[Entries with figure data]
## START
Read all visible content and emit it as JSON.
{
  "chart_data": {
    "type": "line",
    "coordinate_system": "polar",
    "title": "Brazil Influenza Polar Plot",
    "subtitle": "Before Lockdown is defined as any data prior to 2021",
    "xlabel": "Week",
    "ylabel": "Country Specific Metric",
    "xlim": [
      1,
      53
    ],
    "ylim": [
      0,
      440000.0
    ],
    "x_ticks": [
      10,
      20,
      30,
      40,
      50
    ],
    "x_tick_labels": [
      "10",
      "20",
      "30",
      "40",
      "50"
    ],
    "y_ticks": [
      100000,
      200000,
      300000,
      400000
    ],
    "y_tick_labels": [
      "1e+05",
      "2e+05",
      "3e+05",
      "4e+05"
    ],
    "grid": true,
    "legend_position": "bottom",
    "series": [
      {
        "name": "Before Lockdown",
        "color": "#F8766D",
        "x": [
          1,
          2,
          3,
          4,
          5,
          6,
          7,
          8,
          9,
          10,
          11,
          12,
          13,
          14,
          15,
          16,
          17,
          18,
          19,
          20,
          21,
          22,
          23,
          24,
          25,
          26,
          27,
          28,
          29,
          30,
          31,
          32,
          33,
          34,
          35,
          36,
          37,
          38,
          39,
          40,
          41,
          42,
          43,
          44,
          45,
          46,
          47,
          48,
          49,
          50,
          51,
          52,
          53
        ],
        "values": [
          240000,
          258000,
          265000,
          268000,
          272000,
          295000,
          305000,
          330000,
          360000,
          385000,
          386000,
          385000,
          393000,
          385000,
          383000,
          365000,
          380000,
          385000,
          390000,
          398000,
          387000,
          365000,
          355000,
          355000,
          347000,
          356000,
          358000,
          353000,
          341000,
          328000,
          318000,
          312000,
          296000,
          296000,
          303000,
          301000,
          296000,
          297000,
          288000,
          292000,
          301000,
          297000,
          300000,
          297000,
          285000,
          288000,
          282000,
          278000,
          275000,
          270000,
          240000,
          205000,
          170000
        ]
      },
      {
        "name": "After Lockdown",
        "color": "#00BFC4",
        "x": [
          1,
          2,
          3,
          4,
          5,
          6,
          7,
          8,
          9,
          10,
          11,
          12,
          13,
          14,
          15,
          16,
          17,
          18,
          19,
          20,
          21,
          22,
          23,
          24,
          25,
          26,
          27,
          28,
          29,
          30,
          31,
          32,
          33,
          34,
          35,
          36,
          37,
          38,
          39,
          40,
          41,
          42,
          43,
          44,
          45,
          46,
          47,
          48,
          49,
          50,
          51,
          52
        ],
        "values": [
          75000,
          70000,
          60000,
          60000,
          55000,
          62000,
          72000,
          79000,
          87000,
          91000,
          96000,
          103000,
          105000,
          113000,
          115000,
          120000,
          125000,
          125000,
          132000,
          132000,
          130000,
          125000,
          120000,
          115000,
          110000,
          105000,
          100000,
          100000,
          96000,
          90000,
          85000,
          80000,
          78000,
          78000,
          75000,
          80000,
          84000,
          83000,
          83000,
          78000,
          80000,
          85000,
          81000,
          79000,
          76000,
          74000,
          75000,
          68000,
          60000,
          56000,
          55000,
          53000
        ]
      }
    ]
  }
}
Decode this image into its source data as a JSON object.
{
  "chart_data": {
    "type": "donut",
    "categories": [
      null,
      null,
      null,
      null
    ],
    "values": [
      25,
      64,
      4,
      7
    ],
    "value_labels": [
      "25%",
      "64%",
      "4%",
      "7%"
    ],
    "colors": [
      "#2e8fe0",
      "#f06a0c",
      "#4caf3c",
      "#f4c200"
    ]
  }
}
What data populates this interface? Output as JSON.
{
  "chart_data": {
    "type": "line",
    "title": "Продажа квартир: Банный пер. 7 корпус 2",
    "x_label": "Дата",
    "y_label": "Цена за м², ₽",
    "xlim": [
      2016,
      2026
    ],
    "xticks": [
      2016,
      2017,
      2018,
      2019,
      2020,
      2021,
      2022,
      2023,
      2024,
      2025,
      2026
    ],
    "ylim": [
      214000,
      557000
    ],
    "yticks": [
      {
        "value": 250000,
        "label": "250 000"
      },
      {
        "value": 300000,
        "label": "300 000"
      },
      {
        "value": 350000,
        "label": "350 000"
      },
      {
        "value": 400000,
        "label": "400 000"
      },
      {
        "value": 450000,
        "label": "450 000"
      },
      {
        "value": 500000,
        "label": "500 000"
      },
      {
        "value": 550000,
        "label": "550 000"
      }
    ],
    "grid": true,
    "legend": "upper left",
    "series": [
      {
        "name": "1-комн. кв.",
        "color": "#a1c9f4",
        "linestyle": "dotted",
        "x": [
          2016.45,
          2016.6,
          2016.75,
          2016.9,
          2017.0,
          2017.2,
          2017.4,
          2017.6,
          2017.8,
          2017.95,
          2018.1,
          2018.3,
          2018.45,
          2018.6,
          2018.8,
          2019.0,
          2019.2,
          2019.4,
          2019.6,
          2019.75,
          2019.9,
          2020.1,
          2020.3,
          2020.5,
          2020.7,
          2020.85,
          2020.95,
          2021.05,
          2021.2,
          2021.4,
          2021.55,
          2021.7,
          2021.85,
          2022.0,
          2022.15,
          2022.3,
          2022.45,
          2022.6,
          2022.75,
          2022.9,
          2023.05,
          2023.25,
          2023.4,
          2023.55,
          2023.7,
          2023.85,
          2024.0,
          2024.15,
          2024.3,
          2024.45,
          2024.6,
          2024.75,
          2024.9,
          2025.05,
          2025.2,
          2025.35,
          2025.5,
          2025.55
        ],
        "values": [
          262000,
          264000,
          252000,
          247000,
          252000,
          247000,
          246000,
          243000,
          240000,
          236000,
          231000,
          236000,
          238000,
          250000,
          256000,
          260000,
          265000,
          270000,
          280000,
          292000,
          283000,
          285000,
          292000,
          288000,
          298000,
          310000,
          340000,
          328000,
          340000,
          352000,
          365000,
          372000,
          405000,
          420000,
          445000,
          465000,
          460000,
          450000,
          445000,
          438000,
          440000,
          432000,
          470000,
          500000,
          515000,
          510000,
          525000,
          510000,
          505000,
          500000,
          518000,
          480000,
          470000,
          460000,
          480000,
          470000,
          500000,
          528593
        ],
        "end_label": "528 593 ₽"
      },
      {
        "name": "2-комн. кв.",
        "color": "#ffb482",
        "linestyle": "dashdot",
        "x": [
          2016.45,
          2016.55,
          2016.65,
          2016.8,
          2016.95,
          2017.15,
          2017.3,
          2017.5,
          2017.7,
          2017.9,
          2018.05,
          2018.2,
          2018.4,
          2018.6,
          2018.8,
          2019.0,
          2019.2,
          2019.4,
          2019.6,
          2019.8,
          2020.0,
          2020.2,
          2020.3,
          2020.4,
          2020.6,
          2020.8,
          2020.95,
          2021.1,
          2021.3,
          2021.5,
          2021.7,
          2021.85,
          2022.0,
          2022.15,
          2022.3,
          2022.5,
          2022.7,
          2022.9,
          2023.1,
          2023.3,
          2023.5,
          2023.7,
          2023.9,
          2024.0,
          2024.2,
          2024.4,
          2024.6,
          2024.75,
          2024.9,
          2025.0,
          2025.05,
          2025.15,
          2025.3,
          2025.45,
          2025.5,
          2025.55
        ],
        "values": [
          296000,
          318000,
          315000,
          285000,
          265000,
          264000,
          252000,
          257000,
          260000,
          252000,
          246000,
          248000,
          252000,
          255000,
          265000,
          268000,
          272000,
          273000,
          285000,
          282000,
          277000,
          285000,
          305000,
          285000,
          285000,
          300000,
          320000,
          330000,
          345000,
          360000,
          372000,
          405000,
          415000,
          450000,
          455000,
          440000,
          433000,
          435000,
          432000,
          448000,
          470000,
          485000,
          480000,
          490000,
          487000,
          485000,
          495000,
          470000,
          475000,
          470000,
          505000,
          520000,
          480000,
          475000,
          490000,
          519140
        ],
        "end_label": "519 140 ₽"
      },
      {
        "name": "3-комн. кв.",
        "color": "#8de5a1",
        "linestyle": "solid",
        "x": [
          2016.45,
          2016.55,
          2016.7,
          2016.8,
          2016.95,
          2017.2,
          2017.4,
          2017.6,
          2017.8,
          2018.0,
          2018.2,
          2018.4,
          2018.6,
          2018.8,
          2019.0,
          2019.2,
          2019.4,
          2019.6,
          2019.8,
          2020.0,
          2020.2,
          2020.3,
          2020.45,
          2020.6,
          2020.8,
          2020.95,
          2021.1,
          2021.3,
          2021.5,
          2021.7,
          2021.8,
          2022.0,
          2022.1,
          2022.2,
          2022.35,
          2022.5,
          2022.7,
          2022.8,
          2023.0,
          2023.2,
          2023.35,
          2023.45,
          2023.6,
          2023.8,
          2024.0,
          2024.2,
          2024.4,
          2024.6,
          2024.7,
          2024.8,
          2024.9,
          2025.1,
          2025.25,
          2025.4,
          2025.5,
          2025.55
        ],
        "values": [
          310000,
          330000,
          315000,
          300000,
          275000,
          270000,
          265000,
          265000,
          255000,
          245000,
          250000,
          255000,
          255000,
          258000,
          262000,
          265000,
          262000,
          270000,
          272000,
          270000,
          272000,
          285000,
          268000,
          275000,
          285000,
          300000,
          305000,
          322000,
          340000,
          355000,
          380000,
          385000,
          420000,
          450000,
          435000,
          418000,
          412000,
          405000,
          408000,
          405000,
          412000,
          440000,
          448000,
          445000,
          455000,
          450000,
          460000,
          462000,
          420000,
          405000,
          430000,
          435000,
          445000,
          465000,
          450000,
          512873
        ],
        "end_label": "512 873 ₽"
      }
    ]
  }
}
## END
#### [Task requirements]
Scan the listing above and copy all lines containing the word "name".

#### [Exercise answer]
        "name": "Before Lockdown",
        "name": "After Lockdown",
        "name": "1-комн. кв.",
        "name": "2-комн. кв.",
        "name": "3-комн. кв.",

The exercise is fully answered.